● Your task: Wherever a line holds the string "Pressure", copy that line.

● Listing:

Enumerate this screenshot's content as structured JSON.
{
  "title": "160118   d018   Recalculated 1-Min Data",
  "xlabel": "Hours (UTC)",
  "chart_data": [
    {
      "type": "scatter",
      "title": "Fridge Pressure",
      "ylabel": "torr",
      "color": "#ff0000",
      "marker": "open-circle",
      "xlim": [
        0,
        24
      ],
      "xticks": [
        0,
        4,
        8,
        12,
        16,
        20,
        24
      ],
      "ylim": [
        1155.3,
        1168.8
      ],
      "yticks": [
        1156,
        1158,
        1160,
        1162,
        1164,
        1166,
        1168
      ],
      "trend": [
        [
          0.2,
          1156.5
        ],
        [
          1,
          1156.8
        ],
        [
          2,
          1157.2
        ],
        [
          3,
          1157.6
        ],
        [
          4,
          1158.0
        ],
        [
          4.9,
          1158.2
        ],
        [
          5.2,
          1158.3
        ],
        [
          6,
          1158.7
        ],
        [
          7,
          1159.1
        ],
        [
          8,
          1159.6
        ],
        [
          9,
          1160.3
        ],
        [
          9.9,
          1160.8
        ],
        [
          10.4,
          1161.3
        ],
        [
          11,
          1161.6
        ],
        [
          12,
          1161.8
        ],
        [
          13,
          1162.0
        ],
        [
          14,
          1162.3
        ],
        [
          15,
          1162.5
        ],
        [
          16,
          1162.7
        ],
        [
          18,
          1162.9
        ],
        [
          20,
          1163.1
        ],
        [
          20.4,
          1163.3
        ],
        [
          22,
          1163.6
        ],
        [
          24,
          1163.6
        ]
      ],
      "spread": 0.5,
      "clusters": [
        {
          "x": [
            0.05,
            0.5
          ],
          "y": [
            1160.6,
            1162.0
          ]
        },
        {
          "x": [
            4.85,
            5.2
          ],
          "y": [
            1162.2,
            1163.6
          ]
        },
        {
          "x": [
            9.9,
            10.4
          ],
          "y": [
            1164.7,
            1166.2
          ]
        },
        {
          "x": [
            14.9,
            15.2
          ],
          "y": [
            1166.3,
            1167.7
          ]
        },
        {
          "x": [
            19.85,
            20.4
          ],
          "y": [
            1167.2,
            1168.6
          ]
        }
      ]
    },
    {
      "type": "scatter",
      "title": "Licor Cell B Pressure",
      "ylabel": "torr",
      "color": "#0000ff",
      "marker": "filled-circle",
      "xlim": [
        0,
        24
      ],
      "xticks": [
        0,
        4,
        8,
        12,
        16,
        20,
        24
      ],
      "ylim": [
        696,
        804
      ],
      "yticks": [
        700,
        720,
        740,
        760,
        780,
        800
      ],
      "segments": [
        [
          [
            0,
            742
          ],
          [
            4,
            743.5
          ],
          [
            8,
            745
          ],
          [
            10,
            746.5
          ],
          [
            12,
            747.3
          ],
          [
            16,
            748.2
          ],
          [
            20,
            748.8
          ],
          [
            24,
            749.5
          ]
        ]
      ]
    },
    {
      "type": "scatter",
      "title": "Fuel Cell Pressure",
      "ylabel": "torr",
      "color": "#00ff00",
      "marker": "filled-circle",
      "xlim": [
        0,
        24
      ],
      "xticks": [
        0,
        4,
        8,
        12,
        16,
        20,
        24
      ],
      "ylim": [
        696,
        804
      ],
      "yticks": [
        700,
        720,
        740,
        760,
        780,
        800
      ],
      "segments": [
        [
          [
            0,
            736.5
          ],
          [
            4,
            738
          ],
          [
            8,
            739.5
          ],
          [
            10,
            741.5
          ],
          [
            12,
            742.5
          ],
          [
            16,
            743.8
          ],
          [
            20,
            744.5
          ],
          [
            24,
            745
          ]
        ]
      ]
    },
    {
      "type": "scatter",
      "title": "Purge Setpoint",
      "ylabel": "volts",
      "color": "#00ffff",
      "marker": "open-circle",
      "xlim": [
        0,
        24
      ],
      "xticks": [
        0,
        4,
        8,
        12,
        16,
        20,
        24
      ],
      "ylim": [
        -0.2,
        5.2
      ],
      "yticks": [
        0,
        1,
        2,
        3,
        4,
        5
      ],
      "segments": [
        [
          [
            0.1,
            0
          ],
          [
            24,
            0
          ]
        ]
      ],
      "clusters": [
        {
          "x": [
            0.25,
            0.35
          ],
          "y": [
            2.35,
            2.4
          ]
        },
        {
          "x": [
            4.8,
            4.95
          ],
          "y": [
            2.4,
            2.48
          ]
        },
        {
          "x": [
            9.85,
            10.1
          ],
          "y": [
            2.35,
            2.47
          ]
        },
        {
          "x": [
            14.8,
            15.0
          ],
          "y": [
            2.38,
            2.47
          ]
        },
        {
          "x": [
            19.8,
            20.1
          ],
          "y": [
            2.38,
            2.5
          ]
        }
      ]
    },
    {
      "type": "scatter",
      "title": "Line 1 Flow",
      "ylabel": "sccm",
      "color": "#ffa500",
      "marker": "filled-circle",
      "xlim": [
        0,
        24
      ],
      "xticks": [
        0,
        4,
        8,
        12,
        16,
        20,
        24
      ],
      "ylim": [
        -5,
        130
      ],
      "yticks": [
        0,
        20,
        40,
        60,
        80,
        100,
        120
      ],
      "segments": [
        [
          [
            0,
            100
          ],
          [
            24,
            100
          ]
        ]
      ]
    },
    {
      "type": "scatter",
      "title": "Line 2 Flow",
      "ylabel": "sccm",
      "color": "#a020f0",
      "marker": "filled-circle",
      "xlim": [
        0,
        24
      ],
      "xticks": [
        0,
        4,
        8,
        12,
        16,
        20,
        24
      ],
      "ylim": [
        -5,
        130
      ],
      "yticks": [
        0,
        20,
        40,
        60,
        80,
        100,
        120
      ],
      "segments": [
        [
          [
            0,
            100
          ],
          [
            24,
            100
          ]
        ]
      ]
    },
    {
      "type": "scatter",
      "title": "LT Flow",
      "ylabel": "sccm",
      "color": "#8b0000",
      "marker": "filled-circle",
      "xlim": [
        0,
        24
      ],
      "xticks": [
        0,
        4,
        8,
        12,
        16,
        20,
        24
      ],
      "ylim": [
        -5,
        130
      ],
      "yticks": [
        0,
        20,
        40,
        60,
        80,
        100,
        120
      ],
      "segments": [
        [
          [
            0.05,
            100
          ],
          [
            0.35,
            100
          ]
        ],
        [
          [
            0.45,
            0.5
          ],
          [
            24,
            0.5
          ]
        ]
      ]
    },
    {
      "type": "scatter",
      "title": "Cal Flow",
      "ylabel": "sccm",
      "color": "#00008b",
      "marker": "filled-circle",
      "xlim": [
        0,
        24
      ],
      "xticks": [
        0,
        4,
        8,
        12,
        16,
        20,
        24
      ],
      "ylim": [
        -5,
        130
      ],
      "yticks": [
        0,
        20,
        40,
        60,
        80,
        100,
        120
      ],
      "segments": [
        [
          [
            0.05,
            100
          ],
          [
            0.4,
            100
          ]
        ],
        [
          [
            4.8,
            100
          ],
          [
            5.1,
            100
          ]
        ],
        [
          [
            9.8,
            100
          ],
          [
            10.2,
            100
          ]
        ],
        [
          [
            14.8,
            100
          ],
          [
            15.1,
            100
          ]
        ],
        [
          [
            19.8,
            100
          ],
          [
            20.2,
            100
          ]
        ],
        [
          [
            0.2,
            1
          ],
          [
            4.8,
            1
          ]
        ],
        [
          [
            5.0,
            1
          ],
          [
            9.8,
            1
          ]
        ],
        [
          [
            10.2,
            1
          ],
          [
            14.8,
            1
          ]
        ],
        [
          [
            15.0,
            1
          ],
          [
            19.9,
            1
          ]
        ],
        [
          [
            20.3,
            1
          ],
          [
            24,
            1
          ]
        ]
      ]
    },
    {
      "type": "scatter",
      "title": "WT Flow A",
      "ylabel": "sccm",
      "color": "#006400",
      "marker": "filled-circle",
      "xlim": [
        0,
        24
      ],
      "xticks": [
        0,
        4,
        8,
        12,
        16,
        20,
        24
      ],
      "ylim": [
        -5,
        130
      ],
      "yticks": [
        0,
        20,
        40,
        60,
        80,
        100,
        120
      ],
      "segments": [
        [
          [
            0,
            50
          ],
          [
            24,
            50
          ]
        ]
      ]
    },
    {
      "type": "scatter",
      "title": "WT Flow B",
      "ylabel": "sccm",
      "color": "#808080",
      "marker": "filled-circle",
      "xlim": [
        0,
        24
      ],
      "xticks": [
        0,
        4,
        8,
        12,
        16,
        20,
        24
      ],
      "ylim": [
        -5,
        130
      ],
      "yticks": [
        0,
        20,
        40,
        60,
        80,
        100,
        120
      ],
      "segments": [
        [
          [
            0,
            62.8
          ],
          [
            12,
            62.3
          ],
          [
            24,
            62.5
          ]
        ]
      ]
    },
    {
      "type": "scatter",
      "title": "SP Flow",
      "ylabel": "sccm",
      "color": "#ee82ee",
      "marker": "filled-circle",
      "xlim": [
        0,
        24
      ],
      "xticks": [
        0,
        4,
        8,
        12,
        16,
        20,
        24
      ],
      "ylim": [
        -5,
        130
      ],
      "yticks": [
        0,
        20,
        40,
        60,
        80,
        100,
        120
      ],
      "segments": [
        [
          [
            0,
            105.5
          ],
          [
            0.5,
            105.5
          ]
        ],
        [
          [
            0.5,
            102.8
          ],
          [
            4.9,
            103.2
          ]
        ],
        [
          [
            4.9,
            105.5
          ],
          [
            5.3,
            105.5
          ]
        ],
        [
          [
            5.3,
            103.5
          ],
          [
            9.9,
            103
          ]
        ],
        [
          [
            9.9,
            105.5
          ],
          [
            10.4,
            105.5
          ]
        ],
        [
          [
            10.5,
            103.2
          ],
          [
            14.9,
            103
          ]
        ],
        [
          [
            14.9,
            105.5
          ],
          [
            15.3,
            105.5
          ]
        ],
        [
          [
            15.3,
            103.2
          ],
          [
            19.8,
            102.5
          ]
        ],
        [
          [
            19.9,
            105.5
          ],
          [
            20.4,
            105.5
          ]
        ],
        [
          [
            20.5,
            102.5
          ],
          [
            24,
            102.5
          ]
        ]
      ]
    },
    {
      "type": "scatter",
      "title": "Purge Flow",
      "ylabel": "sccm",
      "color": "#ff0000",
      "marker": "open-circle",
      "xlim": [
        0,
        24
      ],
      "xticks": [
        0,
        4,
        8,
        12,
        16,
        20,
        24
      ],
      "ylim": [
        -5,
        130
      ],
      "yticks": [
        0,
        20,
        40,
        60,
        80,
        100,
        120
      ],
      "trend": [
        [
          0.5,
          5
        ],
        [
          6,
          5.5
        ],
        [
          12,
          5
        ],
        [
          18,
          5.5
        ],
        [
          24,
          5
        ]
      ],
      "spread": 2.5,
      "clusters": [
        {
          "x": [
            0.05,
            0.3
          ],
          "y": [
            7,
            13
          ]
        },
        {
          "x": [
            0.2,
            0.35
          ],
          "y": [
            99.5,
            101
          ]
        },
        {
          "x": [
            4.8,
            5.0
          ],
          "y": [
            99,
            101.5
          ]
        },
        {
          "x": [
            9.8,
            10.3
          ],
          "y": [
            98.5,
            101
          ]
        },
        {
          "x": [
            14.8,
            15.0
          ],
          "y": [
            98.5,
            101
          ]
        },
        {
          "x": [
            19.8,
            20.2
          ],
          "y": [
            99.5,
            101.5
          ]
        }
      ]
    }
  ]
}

● Finished task:
      "title": "Fridge Pressure",
      "title": "Licor Cell B Pressure",
      "title": "Fuel Cell Pressure",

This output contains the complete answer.